***** Data supplied

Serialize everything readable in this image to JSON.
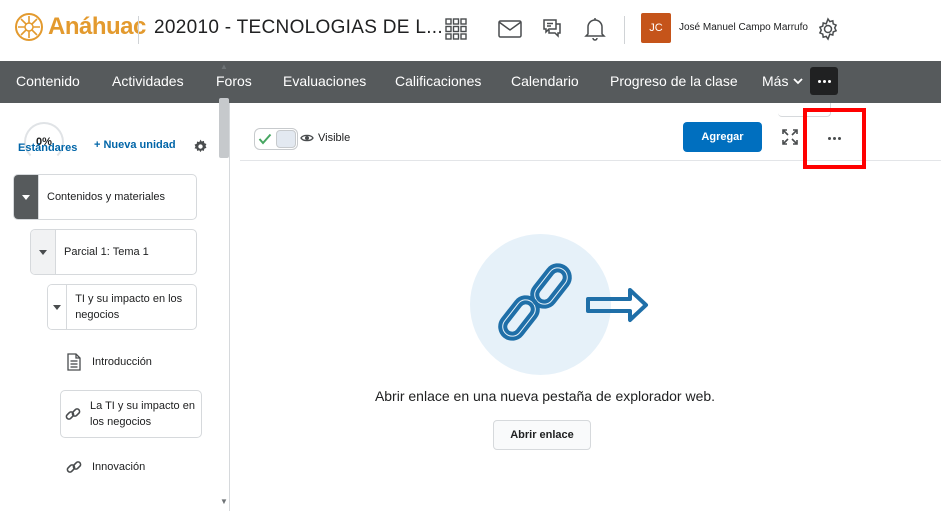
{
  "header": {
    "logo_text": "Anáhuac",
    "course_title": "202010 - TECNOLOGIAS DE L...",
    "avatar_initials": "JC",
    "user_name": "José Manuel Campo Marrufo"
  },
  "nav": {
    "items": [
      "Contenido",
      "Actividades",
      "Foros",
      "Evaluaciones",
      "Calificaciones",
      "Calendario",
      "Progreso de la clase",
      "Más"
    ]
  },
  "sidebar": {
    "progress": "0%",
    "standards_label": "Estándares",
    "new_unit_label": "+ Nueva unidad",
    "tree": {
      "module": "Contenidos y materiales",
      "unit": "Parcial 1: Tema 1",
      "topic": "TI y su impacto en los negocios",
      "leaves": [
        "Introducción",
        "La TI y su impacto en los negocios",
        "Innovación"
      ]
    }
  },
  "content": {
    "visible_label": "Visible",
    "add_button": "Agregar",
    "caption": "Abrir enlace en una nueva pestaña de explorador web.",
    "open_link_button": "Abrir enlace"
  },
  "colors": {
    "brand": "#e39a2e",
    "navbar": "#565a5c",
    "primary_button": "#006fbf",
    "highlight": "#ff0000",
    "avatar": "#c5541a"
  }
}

**********

:: Exercise aim ::
Keep every word of the data as it is when you write it out, but drop the pictures.

:: Answer for this exercise ::
Serialize everything readable in this image to JSON.
{
  "header": {
    "logo_text": "Anáhuac",
    "course_title": "202010 - TECNOLOGIAS DE L...",
    "avatar_initials": "JC",
    "user_name": "José Manuel Campo Marrufo"
  },
  "nav": {
    "items": [
      "Contenido",
      "Actividades",
      "Foros",
      "Evaluaciones",
      "Calificaciones",
      "Calendario",
      "Progreso de la clase",
      "Más"
    ]
  },
  "sidebar": {
    "progress": "0%",
    "standards_label": "Estándares",
    "new_unit_label": "+ Nueva unidad",
    "tree": {
      "module": "Contenidos y materiales",
      "unit": "Parcial 1: Tema 1",
      "topic": "TI y su impacto en los negocios",
      "leaves": [
        "Introducción",
        "La TI y su impacto en los negocios",
        "Innovación"
      ]
    }
  },
  "content": {
    "visible_label": "Visible",
    "add_button": "Agregar",
    "caption": "Abrir enlace en una nueva pestaña de explorador web.",
    "open_link_button": "Abrir enlace"
  },
  "colors": {
    "brand": "#e39a2e",
    "navbar": "#565a5c",
    "primary_button": "#006fbf",
    "highlight": "#ff0000",
    "avatar": "#c5541a"
  }
}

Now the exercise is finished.